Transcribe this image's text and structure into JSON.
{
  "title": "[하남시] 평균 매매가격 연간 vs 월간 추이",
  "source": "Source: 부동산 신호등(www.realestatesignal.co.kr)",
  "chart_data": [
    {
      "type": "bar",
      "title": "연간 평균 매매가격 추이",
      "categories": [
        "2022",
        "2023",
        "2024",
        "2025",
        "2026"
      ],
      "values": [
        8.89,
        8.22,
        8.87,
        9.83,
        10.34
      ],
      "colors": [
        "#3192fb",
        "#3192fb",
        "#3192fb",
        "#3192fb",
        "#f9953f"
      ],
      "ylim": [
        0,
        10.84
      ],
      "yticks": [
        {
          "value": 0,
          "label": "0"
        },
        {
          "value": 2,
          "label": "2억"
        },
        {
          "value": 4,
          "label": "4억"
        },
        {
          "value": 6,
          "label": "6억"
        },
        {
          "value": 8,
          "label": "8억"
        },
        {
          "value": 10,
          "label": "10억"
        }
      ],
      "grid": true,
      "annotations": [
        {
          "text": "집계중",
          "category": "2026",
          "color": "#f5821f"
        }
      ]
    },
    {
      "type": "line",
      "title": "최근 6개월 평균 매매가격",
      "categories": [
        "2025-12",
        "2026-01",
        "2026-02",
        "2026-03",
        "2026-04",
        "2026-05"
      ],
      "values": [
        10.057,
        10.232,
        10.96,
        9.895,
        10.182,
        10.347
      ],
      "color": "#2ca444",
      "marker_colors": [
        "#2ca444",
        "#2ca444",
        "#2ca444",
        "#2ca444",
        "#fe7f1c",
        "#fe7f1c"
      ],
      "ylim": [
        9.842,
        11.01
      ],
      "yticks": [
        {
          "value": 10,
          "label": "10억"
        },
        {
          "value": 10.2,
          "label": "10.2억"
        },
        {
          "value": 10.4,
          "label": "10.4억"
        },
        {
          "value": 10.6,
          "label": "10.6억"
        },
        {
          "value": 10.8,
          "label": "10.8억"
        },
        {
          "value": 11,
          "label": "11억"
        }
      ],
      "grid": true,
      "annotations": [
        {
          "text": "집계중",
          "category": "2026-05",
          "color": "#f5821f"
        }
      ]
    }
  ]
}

| Instruction |
Reproduce each record exactly, leaving nothing out.

| Final result |
Transcribe this image's text and structure into JSON.
{
  "title": "[하남시] 평균 매매가격 연간 vs 월간 추이",
  "source": "Source: 부동산 신호등(www.realestatesignal.co.kr)",
  "chart_data": [
    {
      "type": "bar",
      "title": "연간 평균 매매가격 추이",
      "categories": [
        "2022",
        "2023",
        "2024",
        "2025",
        "2026"
      ],
      "values": [
        8.89,
        8.22,
        8.87,
        9.83,
        10.34
      ],
      "colors": [
        "#3192fb",
        "#3192fb",
        "#3192fb",
        "#3192fb",
        "#f9953f"
      ],
      "ylim": [
        0,
        10.84
      ],
      "yticks": [
        {
          "value": 0,
          "label": "0"
        },
        {
          "value": 2,
          "label": "2억"
        },
        {
          "value": 4,
          "label": "4억"
        },
        {
          "value": 6,
          "label": "6억"
        },
        {
          "value": 8,
          "label": "8억"
        },
        {
          "value": 10,
          "label": "10억"
        }
      ],
      "grid": true,
      "annotations": [
        {
          "text": "집계중",
          "category": "2026",
          "color": "#f5821f"
        }
      ]
    },
    {
      "type": "line",
      "title": "최근 6개월 평균 매매가격",
      "categories": [
        "2025-12",
        "2026-01",
        "2026-02",
        "2026-03",
        "2026-04",
        "2026-05"
      ],
      "values": [
        10.057,
        10.232,
        10.96,
        9.895,
        10.182,
        10.347
      ],
      "color": "#2ca444",
      "marker_colors": [
        "#2ca444",
        "#2ca444",
        "#2ca444",
        "#2ca444",
        "#fe7f1c",
        "#fe7f1c"
      ],
      "ylim": [
        9.842,
        11.01
      ],
      "yticks": [
        {
          "value": 10,
          "label": "10억"
        },
        {
          "value": 10.2,
          "label": "10.2억"
        },
        {
          "value": 10.4,
          "label": "10.4억"
        },
        {
          "value": 10.6,
          "label": "10.6억"
        },
        {
          "value": 10.8,
          "label": "10.8억"
        },
        {
          "value": 11,
          "label": "11억"
        }
      ],
      "grid": true,
      "annotations": [
        {
          "text": "집계중",
          "category": "2026-05",
          "color": "#f5821f"
        }
      ]
    }
  ]
}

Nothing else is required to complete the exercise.